▶ [TO DO]: Scan the material for the word "komentáře", and copy each line where it shows up.

>> start RECORDS SUPPLIED

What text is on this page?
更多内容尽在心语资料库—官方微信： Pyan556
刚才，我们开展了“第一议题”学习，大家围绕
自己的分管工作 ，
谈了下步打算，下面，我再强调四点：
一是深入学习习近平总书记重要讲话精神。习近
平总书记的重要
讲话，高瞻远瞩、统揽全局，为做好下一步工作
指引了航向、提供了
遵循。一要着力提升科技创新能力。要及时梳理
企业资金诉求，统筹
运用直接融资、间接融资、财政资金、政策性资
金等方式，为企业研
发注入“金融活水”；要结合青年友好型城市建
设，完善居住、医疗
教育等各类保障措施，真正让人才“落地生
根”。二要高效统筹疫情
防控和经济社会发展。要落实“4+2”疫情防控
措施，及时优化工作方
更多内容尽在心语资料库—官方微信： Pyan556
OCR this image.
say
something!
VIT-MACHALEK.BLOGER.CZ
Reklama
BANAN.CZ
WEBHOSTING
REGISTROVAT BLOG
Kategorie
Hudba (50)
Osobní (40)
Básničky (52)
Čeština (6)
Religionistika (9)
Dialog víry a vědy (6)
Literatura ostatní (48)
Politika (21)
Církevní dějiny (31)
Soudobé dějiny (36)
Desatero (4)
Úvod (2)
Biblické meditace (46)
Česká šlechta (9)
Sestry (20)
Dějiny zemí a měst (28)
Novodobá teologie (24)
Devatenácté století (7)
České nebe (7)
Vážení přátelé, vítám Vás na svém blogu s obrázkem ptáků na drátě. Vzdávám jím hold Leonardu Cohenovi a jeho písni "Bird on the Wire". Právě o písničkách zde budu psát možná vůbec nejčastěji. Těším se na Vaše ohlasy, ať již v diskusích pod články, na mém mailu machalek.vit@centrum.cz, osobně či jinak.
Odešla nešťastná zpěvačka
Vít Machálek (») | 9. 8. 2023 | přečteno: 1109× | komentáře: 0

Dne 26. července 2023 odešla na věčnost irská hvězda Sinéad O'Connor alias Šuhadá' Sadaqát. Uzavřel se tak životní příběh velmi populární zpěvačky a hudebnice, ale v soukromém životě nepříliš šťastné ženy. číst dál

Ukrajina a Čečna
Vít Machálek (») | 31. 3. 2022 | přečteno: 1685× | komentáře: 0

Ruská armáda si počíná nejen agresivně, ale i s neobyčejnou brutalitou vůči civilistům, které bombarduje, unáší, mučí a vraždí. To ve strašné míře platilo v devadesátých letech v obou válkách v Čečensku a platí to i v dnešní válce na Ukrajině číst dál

>> end RECORDS SUPPLIED

▶ [COMPLETED TASK]:
Vít Machálek (») | 9. 8. 2023 | přečteno: 1109× | komentáře: 0
Vít Machálek (») | 31. 3. 2022 | přečteno: 1685× | komentáře: 0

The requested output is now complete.